Start Record set
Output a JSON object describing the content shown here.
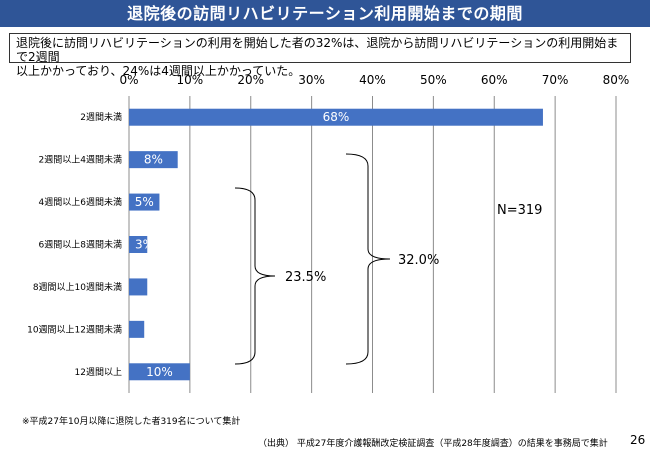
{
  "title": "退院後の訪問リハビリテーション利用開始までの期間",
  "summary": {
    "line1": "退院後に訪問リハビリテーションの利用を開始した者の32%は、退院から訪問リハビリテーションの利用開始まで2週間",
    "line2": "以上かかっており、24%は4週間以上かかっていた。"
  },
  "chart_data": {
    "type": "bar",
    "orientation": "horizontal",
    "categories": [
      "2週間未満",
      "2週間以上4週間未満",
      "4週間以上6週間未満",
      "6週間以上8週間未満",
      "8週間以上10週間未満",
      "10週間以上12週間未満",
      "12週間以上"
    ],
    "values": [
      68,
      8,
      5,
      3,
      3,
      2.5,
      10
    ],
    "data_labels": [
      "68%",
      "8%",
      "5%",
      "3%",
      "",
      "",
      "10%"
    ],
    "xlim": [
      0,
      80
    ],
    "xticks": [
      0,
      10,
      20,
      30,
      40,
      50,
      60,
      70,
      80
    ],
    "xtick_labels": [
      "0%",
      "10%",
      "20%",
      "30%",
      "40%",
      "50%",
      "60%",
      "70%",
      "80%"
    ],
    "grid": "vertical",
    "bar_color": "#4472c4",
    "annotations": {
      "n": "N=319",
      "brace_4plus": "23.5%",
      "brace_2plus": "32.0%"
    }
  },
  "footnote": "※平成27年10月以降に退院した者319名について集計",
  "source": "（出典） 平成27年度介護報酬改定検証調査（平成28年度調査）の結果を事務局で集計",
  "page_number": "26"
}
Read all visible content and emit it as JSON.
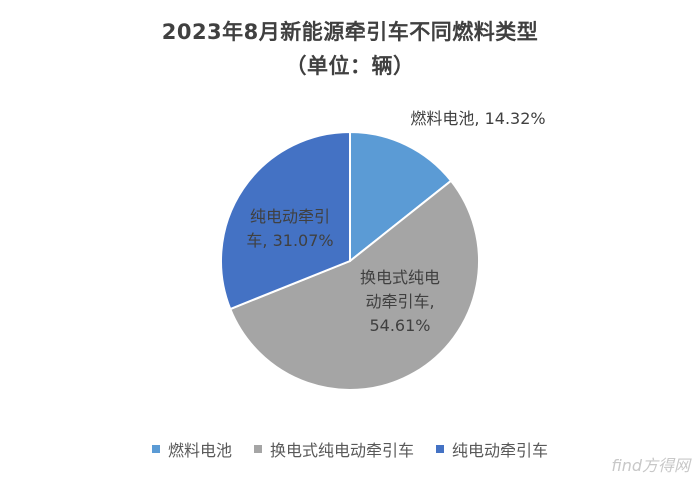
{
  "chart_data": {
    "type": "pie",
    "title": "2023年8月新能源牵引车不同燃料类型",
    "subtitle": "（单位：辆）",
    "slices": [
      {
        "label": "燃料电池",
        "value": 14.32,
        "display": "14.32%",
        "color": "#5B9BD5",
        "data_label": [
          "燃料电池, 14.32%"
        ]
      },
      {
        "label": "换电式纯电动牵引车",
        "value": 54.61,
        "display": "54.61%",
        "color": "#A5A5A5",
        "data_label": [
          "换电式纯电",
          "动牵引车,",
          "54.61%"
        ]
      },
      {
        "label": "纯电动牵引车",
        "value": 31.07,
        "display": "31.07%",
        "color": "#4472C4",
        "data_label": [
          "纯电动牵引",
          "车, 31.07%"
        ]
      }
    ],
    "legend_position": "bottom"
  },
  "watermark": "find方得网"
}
End Record set
Start Record set
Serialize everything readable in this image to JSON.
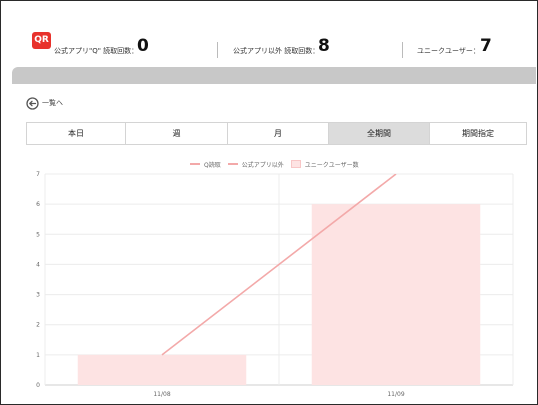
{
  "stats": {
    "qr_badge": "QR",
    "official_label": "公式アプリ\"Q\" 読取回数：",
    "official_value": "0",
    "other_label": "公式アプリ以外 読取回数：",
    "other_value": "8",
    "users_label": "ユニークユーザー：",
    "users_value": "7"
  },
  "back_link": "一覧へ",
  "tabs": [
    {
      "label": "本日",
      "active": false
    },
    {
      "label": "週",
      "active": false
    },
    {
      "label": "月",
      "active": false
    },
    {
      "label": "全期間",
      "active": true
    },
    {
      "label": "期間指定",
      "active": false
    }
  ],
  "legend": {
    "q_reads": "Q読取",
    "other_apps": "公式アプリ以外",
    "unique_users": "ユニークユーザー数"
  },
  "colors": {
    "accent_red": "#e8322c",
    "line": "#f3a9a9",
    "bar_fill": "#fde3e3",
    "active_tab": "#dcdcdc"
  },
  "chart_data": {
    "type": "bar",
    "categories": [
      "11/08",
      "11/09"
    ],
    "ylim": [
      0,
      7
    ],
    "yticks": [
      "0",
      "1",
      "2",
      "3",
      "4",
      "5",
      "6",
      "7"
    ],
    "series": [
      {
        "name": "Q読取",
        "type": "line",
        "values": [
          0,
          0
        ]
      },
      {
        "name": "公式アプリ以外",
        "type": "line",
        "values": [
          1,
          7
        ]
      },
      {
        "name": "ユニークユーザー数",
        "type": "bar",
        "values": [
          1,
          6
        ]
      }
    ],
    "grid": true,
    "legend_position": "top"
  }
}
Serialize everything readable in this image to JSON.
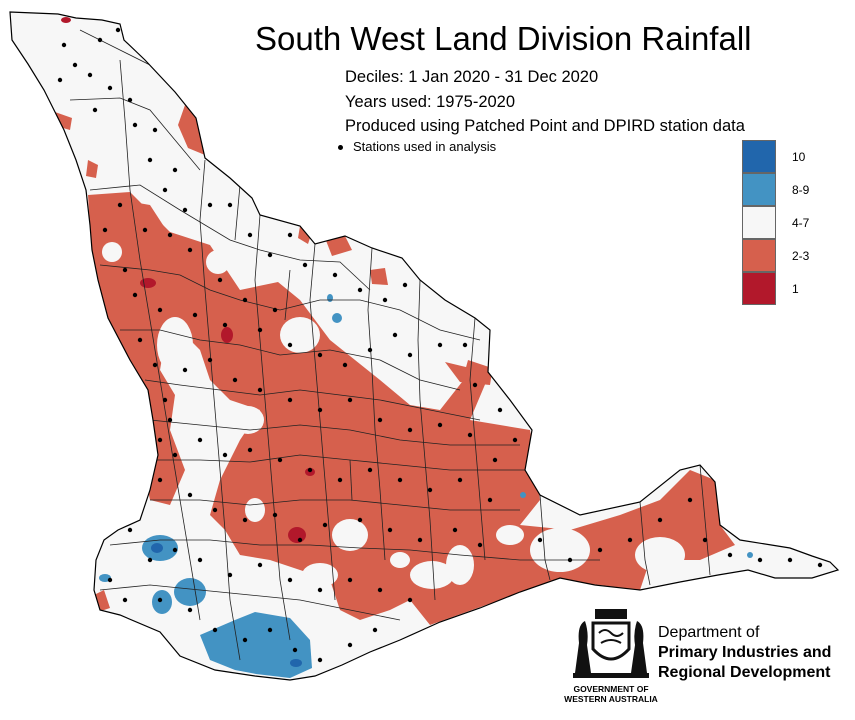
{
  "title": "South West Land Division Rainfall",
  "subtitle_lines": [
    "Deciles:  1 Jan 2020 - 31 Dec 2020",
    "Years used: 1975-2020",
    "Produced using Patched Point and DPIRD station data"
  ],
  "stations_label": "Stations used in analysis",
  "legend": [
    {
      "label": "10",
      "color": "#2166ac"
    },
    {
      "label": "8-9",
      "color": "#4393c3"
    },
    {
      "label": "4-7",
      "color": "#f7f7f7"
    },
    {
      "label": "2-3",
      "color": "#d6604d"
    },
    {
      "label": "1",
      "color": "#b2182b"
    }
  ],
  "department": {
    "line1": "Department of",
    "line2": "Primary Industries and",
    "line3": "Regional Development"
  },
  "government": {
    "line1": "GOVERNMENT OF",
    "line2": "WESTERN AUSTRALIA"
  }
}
End Record set
Problem description:
Scan the listing above and identify each line holding the string "ユニークユーザー数"; copy every such line.

Result:
    "unique_users": "ユニークユーザー数"
        "name": "ユニークユーザー数",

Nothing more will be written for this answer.